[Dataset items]
•••
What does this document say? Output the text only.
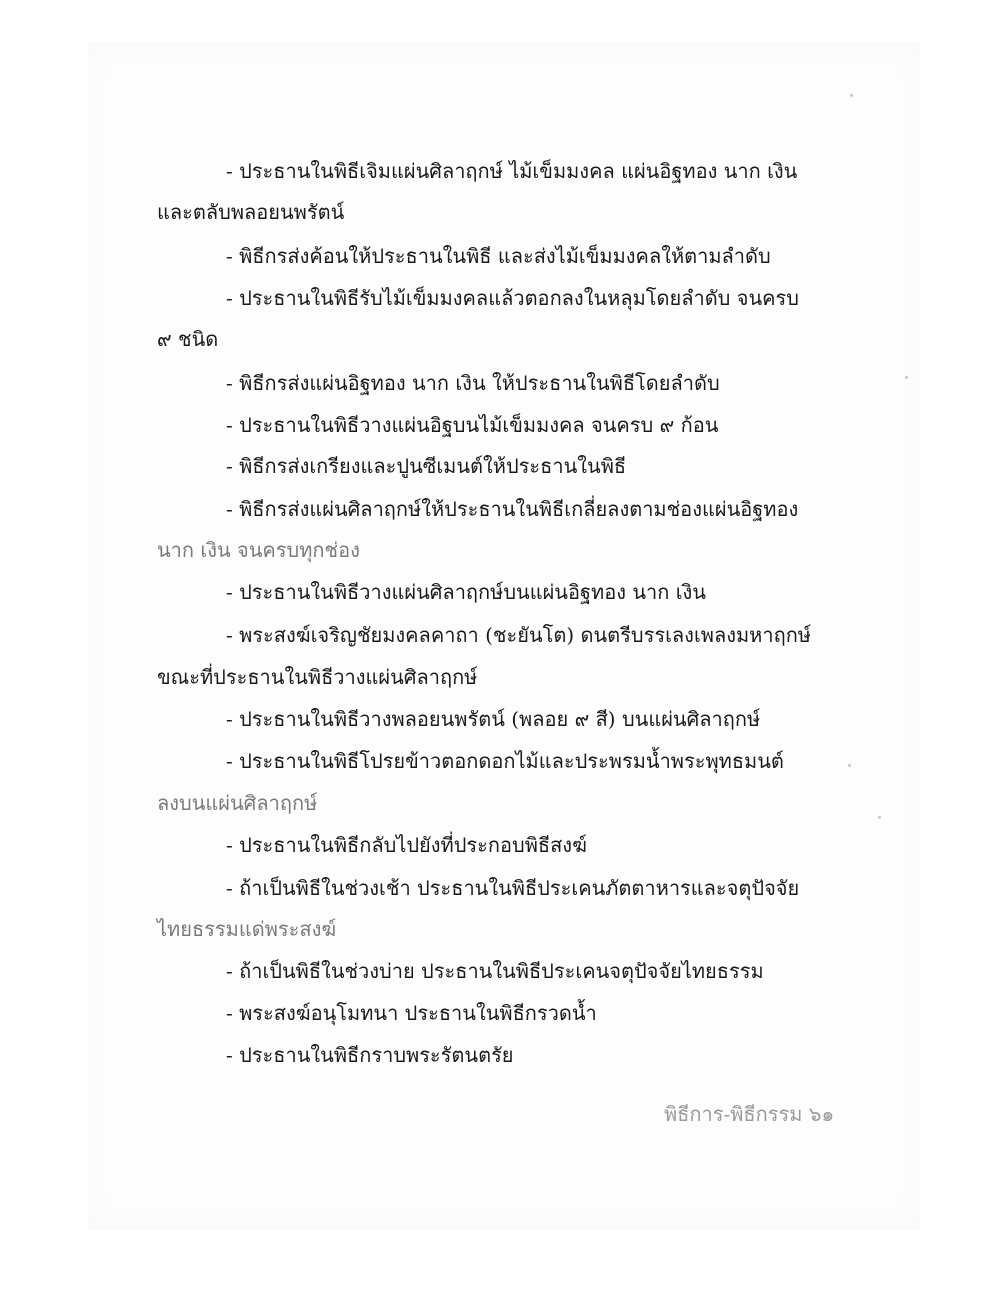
- ประธานในพิธีเจิมแผ่นศิลาฤกษ์ ไม้เข็มมงคล แผ่นอิฐทอง นาก เงิน
และตลับพลอยนพรัตน์
- พิธีกรส่งค้อนให้ประธานในพิธี และส่งไม้เข็มมงคลให้ตามลำดับ
- ประธานในพิธีรับไม้เข็มมงคลแล้วตอกลงในหลุมโดยลำดับ จนครบ
๙ ชนิด
- พิธีกรส่งแผ่นอิฐทอง นาก เงิน ให้ประธานในพิธีโดยลำดับ
- ประธานในพิธีวางแผ่นอิฐบนไม้เข็มมงคล จนครบ ๙ ก้อน
- พิธีกรส่งเกรียงและปูนซีเมนต์ให้ประธานในพิธี
- พิธีกรส่งแผ่นศิลาฤกษ์ให้ประธานในพิธีเกลี่ยลงตามช่องแผ่นอิฐทอง
นาก เงิน จนครบทุกช่อง
- ประธานในพิธีวางแผ่นศิลาฤกษ์บนแผ่นอิฐทอง นาก เงิน
- พระสงฆ์เจริญชัยมงคลคาถา (ชะยันโต) ดนตรีบรรเลงเพลงมหาฤกษ์
ขณะที่ประธานในพิธีวางแผ่นศิลาฤกษ์
- ประธานในพิธีวางพลอยนพรัตน์ (พลอย ๙ สี) บนแผ่นศิลาฤกษ์
- ประธานในพิธีโปรยข้าวตอกดอกไม้และประพรมน้ำพระพุทธมนต์
ลงบนแผ่นศิลาฤกษ์
- ประธานในพิธีกลับไปยังที่ประกอบพิธีสงฆ์
- ถ้าเป็นพิธีในช่วงเช้า ประธานในพิธีประเคนภัตตาหารและจตุปัจจัย
ไทยธรรมแด่พระสงฆ์
- ถ้าเป็นพิธีในช่วงบ่าย ประธานในพิธีประเคนจตุปัจจัยไทยธรรม
- พระสงฆ์อนุโมทนา ประธานในพิธีกรวดน้ำ
- ประธานในพิธีกราบพระรัตนตรัย
พิธีการ-พิธีกรรม ๖๑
•••
Given task: Your task is to copy the entries in full and exactly, without any images.

Final answer:
What does this document say? Output the text only.
- ประธานในพิธีเจิมแผ่นศิลาฤกษ์ ไม้เข็มมงคล แผ่นอิฐทอง นาก เงิน
และตลับพลอยนพรัตน์
- พิธีกรส่งค้อนให้ประธานในพิธี และส่งไม้เข็มมงคลให้ตามลำดับ
- ประธานในพิธีรับไม้เข็มมงคลแล้วตอกลงในหลุมโดยลำดับ จนครบ
๙ ชนิด
- พิธีกรส่งแผ่นอิฐทอง นาก เงิน ให้ประธานในพิธีโดยลำดับ
- ประธานในพิธีวางแผ่นอิฐบนไม้เข็มมงคล จนครบ ๙ ก้อน
- พิธีกรส่งเกรียงและปูนซีเมนต์ให้ประธานในพิธี
- พิธีกรส่งแผ่นศิลาฤกษ์ให้ประธานในพิธีเกลี่ยลงตามช่องแผ่นอิฐทอง
นาก เงิน จนครบทุกช่อง
- ประธานในพิธีวางแผ่นศิลาฤกษ์บนแผ่นอิฐทอง นาก เงิน
- พระสงฆ์เจริญชัยมงคลคาถา (ชะยันโต) ดนตรีบรรเลงเพลงมหาฤกษ์
ขณะที่ประธานในพิธีวางแผ่นศิลาฤกษ์
- ประธานในพิธีวางพลอยนพรัตน์ (พลอย ๙ สี) บนแผ่นศิลาฤกษ์
- ประธานในพิธีโปรยข้าวตอกดอกไม้และประพรมน้ำพระพุทธมนต์
ลงบนแผ่นศิลาฤกษ์
- ประธานในพิธีกลับไปยังที่ประกอบพิธีสงฆ์
- ถ้าเป็นพิธีในช่วงเช้า ประธานในพิธีประเคนภัตตาหารและจตุปัจจัย
ไทยธรรมแด่พระสงฆ์
- ถ้าเป็นพิธีในช่วงบ่าย ประธานในพิธีประเคนจตุปัจจัยไทยธรรม
- พระสงฆ์อนุโมทนา ประธานในพิธีกรวดน้ำ
- ประธานในพิธีกราบพระรัตนตรัย
พิธีการ-พิธีกรรม ๖๑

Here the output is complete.